**Textauszug**
● ● ● ● ●

Fundierte Ergebnisse der deutschen und internationalen Forschung und Erfahrungen in der Praxis zeigen: Um unsere Kinder optimal auf eine veränderte Welt vorzubereiten, müssen wir die theoretische Grundlage und die Bildungsphilosophie verändern, die gesamte Architektur des Bildungssystems neu entwerfen, aber auch den didaktisch, methodischen Ansatz erneuern.

Nicht mehr die Vermittlung von Kenntnissen soll im Mittelpunkt stehen, sondern das Kind, seine Entwicklung und die Stärkung seiner Kompetenzen. Es sind diese grundlegenden Herausforderungen, denen wir uns stellen müssen, wenn wir allen Kindern beste und faire Chancen bieten und ein gerechteres Bildungssystem entwickeln möchten.

Für mehr Bildungsgerechtigkeit machen wir uns stark. Dafür setzen wir uns konkret ein:

  • Neu-Organisation des Bildungsverlaufs: Unsere Kinder sollten ihren Bildungsweg ohne Brüche gehen können - möglichst bis zum Beginn ihres Berufslebens. Deshalb sollten die Bildungsprozesse von 0 bis 18+-Jahren institutionenübergreifend gestaltet werden und aufeinander aufbauen. In Deutschland sorgen verschiedene Philosophien auf den einzelnen Bildungsstufen immer noch für individuelle und soziale Ungerechtigkeit. Auf Zuteilungs- und Selektionsmechanismen, die solche Ungerechtigkeiten verstärken, sollten wir möglichst verzichten - oder sie zumindest durch effiziente und valide Strategien ersetzen.

● ● ● ● ●

**Arbeitsauftrag**
Schreiben Sie den Textauszug über Bildungsgerechtigkeit im Anschluss an seinen letzten Satz weiter. Das Material wird für diese Aufgabe nicht gebraucht.

● ● ● ● ●

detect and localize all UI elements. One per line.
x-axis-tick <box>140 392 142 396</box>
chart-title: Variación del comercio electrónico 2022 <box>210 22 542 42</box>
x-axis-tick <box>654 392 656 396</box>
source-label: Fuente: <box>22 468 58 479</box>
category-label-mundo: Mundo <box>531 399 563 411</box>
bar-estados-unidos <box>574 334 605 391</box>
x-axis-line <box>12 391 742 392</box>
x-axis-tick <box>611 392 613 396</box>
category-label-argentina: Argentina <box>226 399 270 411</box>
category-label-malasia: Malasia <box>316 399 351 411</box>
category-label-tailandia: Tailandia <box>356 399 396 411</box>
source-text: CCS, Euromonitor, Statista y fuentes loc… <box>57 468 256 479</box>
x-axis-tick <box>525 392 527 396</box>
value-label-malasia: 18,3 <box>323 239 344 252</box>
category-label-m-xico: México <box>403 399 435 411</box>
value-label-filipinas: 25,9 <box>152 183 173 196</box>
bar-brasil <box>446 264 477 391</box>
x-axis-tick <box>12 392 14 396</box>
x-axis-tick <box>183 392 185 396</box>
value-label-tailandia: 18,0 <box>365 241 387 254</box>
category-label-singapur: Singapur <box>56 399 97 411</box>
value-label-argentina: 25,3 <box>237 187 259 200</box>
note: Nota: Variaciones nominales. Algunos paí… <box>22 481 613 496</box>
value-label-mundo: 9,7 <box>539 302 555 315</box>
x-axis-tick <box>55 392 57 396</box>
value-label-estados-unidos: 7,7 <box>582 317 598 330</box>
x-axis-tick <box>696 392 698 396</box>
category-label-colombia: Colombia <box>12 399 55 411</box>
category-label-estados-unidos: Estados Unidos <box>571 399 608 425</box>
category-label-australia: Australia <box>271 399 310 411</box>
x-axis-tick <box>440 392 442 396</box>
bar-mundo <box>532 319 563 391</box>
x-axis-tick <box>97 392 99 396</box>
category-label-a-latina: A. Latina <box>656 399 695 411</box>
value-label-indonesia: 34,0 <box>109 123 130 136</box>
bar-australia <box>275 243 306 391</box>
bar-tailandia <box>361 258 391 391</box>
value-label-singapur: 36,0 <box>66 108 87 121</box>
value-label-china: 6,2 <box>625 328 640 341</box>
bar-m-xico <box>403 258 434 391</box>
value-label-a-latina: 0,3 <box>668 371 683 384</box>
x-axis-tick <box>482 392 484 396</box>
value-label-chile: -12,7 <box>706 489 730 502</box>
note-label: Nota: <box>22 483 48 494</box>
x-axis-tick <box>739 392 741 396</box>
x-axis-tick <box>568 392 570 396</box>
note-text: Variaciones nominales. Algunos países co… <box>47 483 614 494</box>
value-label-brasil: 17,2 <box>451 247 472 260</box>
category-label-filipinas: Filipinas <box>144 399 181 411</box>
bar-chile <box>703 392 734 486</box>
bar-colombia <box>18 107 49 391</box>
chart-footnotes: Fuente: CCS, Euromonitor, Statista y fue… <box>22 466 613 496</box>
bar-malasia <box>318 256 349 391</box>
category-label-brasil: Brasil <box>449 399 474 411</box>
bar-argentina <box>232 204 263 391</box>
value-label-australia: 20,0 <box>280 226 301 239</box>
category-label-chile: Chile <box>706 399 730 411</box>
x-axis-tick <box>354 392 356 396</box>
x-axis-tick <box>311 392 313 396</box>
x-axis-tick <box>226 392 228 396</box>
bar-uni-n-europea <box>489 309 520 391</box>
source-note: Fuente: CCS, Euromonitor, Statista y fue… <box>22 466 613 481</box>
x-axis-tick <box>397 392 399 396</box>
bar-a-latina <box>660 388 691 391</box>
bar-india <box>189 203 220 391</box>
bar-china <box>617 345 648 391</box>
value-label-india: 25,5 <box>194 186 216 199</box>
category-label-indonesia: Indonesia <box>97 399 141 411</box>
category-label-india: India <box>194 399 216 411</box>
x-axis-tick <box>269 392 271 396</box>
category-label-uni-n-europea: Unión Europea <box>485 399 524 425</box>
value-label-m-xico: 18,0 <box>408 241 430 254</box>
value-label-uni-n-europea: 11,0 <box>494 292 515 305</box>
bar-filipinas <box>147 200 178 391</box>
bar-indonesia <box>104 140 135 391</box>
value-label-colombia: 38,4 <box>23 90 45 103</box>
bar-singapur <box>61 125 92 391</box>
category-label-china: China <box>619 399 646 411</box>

● ● ● ● ●

**Schriftliche Antwort**
  • Einheitliche Standards für die frühe Bildung: Wir benötigen dringend ein Bundesqualitätsgesetz für Kitas. Es wird von zahlreichen Bildungsforschern, Gewerkschaften, Stiftungen und dem Didacta Verband gefordert. Das Kita-Qualitätsgesetz soll endlich länderübergreifende Standards für Kitas festlegen, beispielsweise Standards zur Fachkraft-Kind-Relation, zu den Gruppengrößen, zum Qualifikationsniveau der pädagogischen Fachkräfte und zur Fort- und Weiterbildung.

    Ein Bundesqualitätsgesetz für Kitas ist möglich: Der Bund verfüge über die notwendige Gesetzgebungskompetenz, die Länder seien für die Umsetzung zuständig. Zu diesem Ergebnis kommt ein Rechtsgutachten von Prof. Joachim Wieland von der Universität für Verwaltungsrecht Speyer, das im Auftrag der Arbeiterwohlfahrt (AWO) in Absprache mit dem Deutschen Caritasverband (DCV) und der Gewerkschaft Erziehung und Wissenschaft (GEW) erstellt wurde.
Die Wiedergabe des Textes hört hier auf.